▸ SET EXERCISE: Extract every line of the material below and reproduce each one verbatim.

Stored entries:
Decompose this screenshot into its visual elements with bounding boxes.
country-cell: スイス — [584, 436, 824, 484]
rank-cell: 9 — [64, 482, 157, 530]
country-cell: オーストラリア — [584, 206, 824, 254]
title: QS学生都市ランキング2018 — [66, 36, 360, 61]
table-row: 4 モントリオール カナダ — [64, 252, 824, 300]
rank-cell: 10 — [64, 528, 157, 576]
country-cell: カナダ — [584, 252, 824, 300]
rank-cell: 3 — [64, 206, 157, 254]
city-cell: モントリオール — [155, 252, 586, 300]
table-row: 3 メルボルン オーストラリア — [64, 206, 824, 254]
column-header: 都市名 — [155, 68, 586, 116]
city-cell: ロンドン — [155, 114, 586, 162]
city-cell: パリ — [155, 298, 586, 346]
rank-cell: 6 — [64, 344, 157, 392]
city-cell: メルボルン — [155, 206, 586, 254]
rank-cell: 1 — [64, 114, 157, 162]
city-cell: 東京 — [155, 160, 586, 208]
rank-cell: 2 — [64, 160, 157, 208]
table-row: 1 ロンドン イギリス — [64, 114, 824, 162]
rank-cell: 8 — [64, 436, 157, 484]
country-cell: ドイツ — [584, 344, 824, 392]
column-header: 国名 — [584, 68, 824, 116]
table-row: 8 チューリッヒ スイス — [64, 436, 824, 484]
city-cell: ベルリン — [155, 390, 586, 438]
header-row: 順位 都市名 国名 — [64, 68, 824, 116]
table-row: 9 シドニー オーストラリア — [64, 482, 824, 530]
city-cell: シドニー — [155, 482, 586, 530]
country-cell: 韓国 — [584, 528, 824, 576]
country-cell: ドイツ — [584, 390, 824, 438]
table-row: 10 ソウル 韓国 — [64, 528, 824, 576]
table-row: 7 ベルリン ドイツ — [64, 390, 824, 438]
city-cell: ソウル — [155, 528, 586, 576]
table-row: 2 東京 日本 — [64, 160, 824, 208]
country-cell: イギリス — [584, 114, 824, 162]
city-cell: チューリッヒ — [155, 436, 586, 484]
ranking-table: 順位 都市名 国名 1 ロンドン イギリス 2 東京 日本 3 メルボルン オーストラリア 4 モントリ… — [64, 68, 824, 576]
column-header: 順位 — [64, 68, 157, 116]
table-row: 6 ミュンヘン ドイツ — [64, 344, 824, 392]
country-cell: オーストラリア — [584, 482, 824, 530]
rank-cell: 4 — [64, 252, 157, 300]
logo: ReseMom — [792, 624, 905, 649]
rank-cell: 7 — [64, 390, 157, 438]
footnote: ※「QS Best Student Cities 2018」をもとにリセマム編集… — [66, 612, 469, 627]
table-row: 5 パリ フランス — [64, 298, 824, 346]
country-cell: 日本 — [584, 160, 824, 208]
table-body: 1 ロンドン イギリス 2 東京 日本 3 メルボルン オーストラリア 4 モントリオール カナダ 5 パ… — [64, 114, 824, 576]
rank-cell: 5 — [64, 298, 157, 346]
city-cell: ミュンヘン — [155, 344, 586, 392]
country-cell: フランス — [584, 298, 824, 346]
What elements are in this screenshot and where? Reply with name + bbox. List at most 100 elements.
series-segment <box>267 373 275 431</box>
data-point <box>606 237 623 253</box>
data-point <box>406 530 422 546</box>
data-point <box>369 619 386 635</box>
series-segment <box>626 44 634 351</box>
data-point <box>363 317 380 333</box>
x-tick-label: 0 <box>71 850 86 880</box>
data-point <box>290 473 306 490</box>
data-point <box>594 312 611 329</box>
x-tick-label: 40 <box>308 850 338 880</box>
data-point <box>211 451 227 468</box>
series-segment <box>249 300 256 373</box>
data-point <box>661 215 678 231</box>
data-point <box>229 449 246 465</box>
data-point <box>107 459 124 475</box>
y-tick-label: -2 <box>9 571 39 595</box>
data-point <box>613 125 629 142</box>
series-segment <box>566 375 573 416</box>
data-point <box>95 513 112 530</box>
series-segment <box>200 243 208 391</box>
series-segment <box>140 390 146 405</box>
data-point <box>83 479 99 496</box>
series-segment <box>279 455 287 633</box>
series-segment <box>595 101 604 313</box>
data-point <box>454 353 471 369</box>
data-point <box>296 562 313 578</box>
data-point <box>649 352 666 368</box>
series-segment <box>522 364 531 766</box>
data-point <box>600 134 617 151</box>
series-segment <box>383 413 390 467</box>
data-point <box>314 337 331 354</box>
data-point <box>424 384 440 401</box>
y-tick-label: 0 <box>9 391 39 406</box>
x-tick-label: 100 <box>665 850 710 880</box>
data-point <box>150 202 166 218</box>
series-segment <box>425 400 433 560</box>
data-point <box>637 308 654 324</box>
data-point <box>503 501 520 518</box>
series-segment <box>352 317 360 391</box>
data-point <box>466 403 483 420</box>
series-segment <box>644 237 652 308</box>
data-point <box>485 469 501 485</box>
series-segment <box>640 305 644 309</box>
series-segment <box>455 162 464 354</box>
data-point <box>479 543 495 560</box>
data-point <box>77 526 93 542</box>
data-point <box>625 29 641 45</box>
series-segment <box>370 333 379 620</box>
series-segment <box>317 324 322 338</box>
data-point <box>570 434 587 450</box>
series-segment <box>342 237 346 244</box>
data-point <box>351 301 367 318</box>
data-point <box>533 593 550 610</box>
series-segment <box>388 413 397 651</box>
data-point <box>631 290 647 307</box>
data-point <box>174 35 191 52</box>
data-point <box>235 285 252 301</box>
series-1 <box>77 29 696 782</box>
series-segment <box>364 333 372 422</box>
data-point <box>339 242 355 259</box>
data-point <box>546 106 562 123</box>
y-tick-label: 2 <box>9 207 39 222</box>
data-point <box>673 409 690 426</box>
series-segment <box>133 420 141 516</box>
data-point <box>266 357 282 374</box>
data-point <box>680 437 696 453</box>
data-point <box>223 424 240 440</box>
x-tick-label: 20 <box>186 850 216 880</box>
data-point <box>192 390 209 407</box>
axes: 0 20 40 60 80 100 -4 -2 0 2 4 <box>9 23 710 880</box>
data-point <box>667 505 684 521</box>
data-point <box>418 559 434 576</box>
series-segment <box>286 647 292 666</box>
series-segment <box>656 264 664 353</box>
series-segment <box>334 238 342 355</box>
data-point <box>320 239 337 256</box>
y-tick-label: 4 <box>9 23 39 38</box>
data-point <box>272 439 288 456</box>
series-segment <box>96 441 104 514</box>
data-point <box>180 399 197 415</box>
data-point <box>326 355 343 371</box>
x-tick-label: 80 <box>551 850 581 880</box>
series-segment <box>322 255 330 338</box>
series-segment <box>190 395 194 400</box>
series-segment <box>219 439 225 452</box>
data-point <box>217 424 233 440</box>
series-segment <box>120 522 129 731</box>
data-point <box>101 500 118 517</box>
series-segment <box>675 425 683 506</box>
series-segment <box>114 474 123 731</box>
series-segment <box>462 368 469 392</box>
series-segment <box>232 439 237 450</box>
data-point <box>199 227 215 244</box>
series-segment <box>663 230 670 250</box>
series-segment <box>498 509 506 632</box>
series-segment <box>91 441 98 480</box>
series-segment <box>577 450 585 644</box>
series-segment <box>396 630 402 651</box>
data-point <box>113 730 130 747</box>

▸ EXPECTED OUTPUT:
Decompose this screenshot into its visual elements with bounding boxes.
country-cell: スイス — [584, 436, 824, 484]
rank-cell: 9 — [64, 482, 157, 530]
country-cell: オーストラリア — [584, 206, 824, 254]
title: QS学生都市ランキング2018 — [66, 36, 360, 61]
table-row: 4 モントリオール カナダ — [64, 252, 824, 300]
rank-cell: 10 — [64, 528, 157, 576]
country-cell: カナダ — [584, 252, 824, 300]
rank-cell: 3 — [64, 206, 157, 254]
city-cell: モントリオール — [155, 252, 586, 300]
table-row: 3 メルボルン オーストラリア — [64, 206, 824, 254]
column-header: 都市名 — [155, 68, 586, 116]
city-cell: ロンドン — [155, 114, 586, 162]
city-cell: パリ — [155, 298, 586, 346]
rank-cell: 6 — [64, 344, 157, 392]
city-cell: メルボルン — [155, 206, 586, 254]
rank-cell: 1 — [64, 114, 157, 162]
city-cell: 東京 — [155, 160, 586, 208]
rank-cell: 2 — [64, 160, 157, 208]
table-row: 1 ロンドン イギリス — [64, 114, 824, 162]
rank-cell: 8 — [64, 436, 157, 484]
country-cell: ドイツ — [584, 344, 824, 392]
column-header: 国名 — [584, 68, 824, 116]
table-row: 8 チューリッヒ スイス — [64, 436, 824, 484]
city-cell: ベルリン — [155, 390, 586, 438]
header-row: 順位 都市名 国名 — [64, 68, 824, 116]
table-row: 9 シドニー オーストラリア — [64, 482, 824, 530]
city-cell: シドニー — [155, 482, 586, 530]
country-cell: 韓国 — [584, 528, 824, 576]
country-cell: ドイツ — [584, 390, 824, 438]
table-row: 10 ソウル 韓国 — [64, 528, 824, 576]
table-row: 7 ベルリン ドイツ — [64, 390, 824, 438]
city-cell: ソウル — [155, 528, 586, 576]
table-row: 2 東京 日本 — [64, 160, 824, 208]
country-cell: イギリス — [584, 114, 824, 162]
city-cell: チューリッヒ — [155, 436, 586, 484]
ranking-table: 順位 都市名 国名 1 ロンドン イギリス 2 東京 日本 3 メルボルン オーストラリア 4 モントリ… — [64, 68, 824, 576]
column-header: 順位 — [64, 68, 157, 116]
table-row: 6 ミュンヘン ドイツ — [64, 344, 824, 392]
country-cell: オーストラリア — [584, 482, 824, 530]
rank-cell: 4 — [64, 252, 157, 300]
logo: ReseMom — [792, 624, 905, 649]
rank-cell: 7 — [64, 390, 157, 438]
footnote: ※「QS Best Student Cities 2018」をもとにリセマム編集… — [66, 612, 469, 627]
table-row: 5 パリ フランス — [64, 298, 824, 346]
country-cell: 日本 — [584, 160, 824, 208]
table-body: 1 ロンドン イギリス 2 東京 日本 3 メルボルン オーストラリア 4 モントリオール カナダ 5 パ… — [64, 114, 824, 576]
rank-cell: 5 — [64, 298, 157, 346]
city-cell: ミュンヘン — [155, 344, 586, 392]
country-cell: フランス — [584, 298, 824, 346]
What elements are in this screenshot and where? Reply with name + bbox. List at most 100 elements.
series-segment <box>267 373 275 431</box>
data-point <box>606 237 623 253</box>
data-point <box>406 530 422 546</box>
data-point <box>369 619 386 635</box>
series-segment <box>626 44 634 351</box>
data-point <box>363 317 380 333</box>
x-tick-label: 0 <box>71 850 86 880</box>
data-point <box>290 473 306 490</box>
data-point <box>594 312 611 329</box>
x-tick-label: 40 <box>308 850 338 880</box>
data-point <box>211 451 227 468</box>
series-segment <box>249 300 256 373</box>
data-point <box>661 215 678 231</box>
data-point <box>229 449 246 465</box>
data-point <box>107 459 124 475</box>
y-tick-label: -2 <box>9 571 39 595</box>
data-point <box>613 125 629 142</box>
series-segment <box>566 375 573 416</box>
data-point <box>95 513 112 530</box>
series-segment <box>200 243 208 391</box>
series-segment <box>140 390 146 405</box>
data-point <box>83 479 99 496</box>
series-segment <box>279 455 287 633</box>
series-segment <box>595 101 604 313</box>
data-point <box>454 353 471 369</box>
data-point <box>296 562 313 578</box>
data-point <box>649 352 666 368</box>
series-segment <box>522 364 531 766</box>
data-point <box>600 134 617 151</box>
series-segment <box>383 413 390 467</box>
data-point <box>314 337 331 354</box>
data-point <box>424 384 440 401</box>
y-tick-label: 0 <box>9 391 39 406</box>
x-tick-label: 100 <box>665 850 710 880</box>
data-point <box>150 202 166 218</box>
series-segment <box>425 400 433 560</box>
data-point <box>637 308 654 324</box>
data-point <box>503 501 520 518</box>
series-segment <box>352 317 360 391</box>
data-point <box>466 403 483 420</box>
series-segment <box>644 237 652 308</box>
data-point <box>485 469 501 485</box>
series-segment <box>640 305 644 309</box>
series-segment <box>455 162 464 354</box>
data-point <box>479 543 495 560</box>
data-point <box>77 526 93 542</box>
data-point <box>625 29 641 45</box>
series-segment <box>370 333 379 620</box>
series-segment <box>317 324 322 338</box>
data-point <box>570 434 587 450</box>
series-segment <box>342 237 346 244</box>
data-point <box>351 301 367 318</box>
data-point <box>533 593 550 610</box>
series-segment <box>388 413 397 651</box>
data-point <box>631 290 647 307</box>
data-point <box>174 35 191 52</box>
data-point <box>235 285 252 301</box>
series-1 <box>77 29 696 782</box>
series-segment <box>364 333 372 422</box>
data-point <box>339 242 355 259</box>
data-point <box>546 106 562 123</box>
y-tick-label: 2 <box>9 207 39 222</box>
data-point <box>673 409 690 426</box>
series-segment <box>133 420 141 516</box>
data-point <box>266 357 282 374</box>
data-point <box>680 437 696 453</box>
data-point <box>223 424 240 440</box>
x-tick-label: 20 <box>186 850 216 880</box>
data-point <box>192 390 209 407</box>
axes: 0 20 40 60 80 100 -4 -2 0 2 4 <box>9 23 710 880</box>
data-point <box>667 505 684 521</box>
data-point <box>418 559 434 576</box>
series-segment <box>286 647 292 666</box>
series-segment <box>656 264 664 353</box>
series-segment <box>334 238 342 355</box>
data-point <box>320 239 337 256</box>
y-tick-label: 4 <box>9 23 39 38</box>
data-point <box>272 439 288 456</box>
series-segment <box>96 441 104 514</box>
data-point <box>180 399 197 415</box>
data-point <box>326 355 343 371</box>
x-tick-label: 80 <box>551 850 581 880</box>
series-segment <box>322 255 330 338</box>
series-segment <box>190 395 194 400</box>
series-segment <box>219 439 225 452</box>
data-point <box>217 424 233 440</box>
series-segment <box>120 522 129 731</box>
data-point <box>101 500 118 517</box>
series-segment <box>675 425 683 506</box>
series-segment <box>114 474 123 731</box>
series-segment <box>462 368 469 392</box>
series-segment <box>232 439 237 450</box>
data-point <box>199 227 215 244</box>
series-segment <box>663 230 670 250</box>
series-segment <box>498 509 506 632</box>
series-segment <box>91 441 98 480</box>
series-segment <box>577 450 585 644</box>
series-segment <box>396 630 402 651</box>
data-point <box>113 730 130 747</box>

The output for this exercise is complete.